= EXCERPTED PASSAGE =
--- START ---

One, two, five ("Three, sir.") three ....
Oh, looks like everyone has posted and is waiting on me. Okay, um. Here we go!
Keep watching the fight.
(2) The furry things you came with have somehow managed to bring the fight to you. You are now in the middle of the fight, and are taking damage.
(2) The large, hard looking alien doesn't seem to mind that the fight has come to you: it wades into the fight and grabs you by your lapels. You are now looking disorderly.
Reactivate FB 1 and have it retrieve FB 2 to go back into the pod, then go back into its pod and continue customer service.
(3) After a delay, FB 1 leaves the pod and scuttles over to FB 2. FB 2 returns to the pod. FB 1 scuttles off somewhere else.
(5) FB 2 takes it's orders and briskly and cheerfully returns to duty, guiding customers to the appropriate sections of the library, and passing anything too complex for it's programming to you.
(6) You receive a question about multi-species terraforming operations on the fourth moon of Saldan 2.
REALIZE I'M IN A GROUNDHOG DAY LOOP. A VERY TASTY LOOP. EAT LUNCH, THEN GO FORNICATE WITH THAT GIRL I WAS TOTALLY MEANT TO IN ORDER TO STOP THE LOOP.
(5) You actually realize that you must have grabbed someone else's lunch when you were groping them. You can't recall whose it was though.
(5) Your lunch is quite tasty indeed, and you are quite pleasantly full, and maybe just a little drowsy.
(5) Well, she DID rush over here on short notice to bring you your lunch ...
<censored>.
Now you are quite drowsy indeed.
Relax in the mess hall, find a humanoid alien with a head and mouth.
(4) you and your two coworkers make your way to a lively, brightly lit and crowded mess hall.

--- END ---

= DATASET EXTRACT =
--- START ---

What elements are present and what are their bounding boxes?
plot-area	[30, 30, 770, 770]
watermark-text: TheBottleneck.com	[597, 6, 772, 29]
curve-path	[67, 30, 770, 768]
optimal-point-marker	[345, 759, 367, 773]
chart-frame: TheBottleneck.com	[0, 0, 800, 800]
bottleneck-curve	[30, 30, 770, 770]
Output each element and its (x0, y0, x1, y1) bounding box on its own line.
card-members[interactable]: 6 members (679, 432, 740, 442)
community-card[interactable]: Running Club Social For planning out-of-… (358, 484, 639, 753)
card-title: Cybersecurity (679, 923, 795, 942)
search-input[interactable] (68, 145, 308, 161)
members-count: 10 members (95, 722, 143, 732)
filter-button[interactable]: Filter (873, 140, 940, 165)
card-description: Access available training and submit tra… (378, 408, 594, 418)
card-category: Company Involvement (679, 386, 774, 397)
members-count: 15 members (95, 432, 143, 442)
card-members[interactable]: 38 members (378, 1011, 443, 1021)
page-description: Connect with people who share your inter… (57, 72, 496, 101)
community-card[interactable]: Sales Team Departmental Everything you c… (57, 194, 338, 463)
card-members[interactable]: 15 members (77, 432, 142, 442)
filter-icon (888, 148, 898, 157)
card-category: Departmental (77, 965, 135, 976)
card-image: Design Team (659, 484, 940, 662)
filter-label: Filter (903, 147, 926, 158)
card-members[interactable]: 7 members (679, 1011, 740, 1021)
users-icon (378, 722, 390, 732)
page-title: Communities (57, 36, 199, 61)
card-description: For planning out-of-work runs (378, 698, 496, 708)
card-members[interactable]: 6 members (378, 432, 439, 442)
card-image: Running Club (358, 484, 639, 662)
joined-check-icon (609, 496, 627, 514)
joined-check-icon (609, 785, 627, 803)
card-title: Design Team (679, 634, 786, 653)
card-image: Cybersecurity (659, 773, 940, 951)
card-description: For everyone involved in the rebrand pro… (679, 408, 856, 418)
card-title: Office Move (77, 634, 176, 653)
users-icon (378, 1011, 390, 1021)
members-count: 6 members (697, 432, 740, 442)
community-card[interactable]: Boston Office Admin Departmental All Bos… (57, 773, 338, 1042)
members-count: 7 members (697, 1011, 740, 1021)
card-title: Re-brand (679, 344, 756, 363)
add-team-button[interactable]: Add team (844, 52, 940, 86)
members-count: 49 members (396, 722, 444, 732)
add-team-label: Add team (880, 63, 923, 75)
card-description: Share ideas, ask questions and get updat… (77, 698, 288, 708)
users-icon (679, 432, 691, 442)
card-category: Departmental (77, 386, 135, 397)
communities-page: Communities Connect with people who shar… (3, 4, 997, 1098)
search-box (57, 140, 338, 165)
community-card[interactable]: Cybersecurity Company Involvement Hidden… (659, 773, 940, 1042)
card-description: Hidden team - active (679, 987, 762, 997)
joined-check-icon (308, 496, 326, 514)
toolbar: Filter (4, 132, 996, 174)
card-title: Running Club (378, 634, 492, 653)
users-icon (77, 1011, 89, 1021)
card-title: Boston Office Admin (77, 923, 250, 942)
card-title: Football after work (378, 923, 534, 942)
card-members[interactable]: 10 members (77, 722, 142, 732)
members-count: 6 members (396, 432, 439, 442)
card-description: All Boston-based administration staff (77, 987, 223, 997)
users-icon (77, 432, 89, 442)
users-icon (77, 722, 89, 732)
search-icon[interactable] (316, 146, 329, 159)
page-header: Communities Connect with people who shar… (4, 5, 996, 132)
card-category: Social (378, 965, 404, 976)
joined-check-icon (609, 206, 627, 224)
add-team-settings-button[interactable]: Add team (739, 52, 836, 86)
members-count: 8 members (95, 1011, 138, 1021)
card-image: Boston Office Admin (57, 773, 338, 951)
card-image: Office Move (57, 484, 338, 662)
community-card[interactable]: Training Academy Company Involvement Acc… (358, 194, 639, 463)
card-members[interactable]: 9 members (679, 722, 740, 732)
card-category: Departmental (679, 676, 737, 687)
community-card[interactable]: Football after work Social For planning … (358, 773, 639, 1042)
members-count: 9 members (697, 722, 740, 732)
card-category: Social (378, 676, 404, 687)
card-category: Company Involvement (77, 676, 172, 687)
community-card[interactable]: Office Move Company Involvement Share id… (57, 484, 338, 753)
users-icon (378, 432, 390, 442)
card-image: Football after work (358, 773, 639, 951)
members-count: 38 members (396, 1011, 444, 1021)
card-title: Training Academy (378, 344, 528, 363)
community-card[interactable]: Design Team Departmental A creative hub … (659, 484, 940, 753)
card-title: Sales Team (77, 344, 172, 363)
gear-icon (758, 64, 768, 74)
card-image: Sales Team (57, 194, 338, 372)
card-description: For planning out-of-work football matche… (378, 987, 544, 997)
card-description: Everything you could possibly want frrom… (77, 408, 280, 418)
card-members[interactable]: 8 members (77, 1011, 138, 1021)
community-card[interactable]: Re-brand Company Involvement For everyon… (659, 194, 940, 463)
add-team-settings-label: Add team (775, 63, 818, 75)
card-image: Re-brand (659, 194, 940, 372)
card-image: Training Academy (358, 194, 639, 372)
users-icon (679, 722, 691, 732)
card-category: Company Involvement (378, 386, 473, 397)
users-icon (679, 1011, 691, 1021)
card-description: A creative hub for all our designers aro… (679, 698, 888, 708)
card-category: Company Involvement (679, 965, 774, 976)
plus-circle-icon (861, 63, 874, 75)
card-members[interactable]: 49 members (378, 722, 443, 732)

--- END ---

= EXERCISE TASKS =
- 1) Update the library role-play transcript from "Oh, looks like" to "off somewhere else.", swapping "fight" for "brawl".
- 2) Take the library role-play transcript further, picking up after its final line.
The rows have nothing to do with the library role-play transcript.

= RESULTS =
- 1)
Oh, looks like everyone has posted and is waiting on me. Okay, um. Here we go!
Keep watching the brawl.
(2) The furry things you came with have somehow managed to bring the brawl to you. You are now in the middle of the brawl, and are taking damage.
(2) The large, hard looking alien doesn't seem to mind that the brawl has come to you: it wades into the brawl and grabs you by your lapels. You are now looking disorderly.
Reactivate FB 1 and have it retrieve FB 2 to go back into the pod, then go back into its pod and continue customer service.
(3) After a delay, FB 1 leaves the pod and scuttles over to FB 2. FB 2 returns to the pod. FB 1 scuttles off somewhere else.

- 2)
(6) Why, there are aliens with heads and mouths simply everywhere! Aliens with heads and mouths in open, grassy areas, grazing on vegetation, aliens in darker corners feasting on flesh, aliens in water tanks feasting on water creatures, aliens hanging from the rafters, eating something or another, aliens climbing on other aliens, eating scraps from the other aliens' meals.
Chase down the droids, while buzzing the tune of "Yackety Sax"
(6-1) You manage to catch and deactivate the second droid, all while buzzing an entertaining melody. Benny Hill would be delighted.
(2-1) your compatriots do not experience the same joy. They untangle from one another, but have yet to regain their feet.
Diagnose the problem in the acclimatization units to the best of my ability.
(6+1) The problem, you discover, is a leak from the main plasma transfer line. Extra heat and energy are flowing into the acclimatization unit, and overtaxing the cooling systems. In addition, the heat sinks have accumulated a coating of something (probably oxidation) that is limiting their functionality. he first problem, while currently only affecting the acclimatization chamber, is a potentially serious threat to the breeding program, the Formers, and the Station as a whole. The second problem is a minor maintenance problem, and is one that you wonder why your Formers have not addressed in a timely fashion.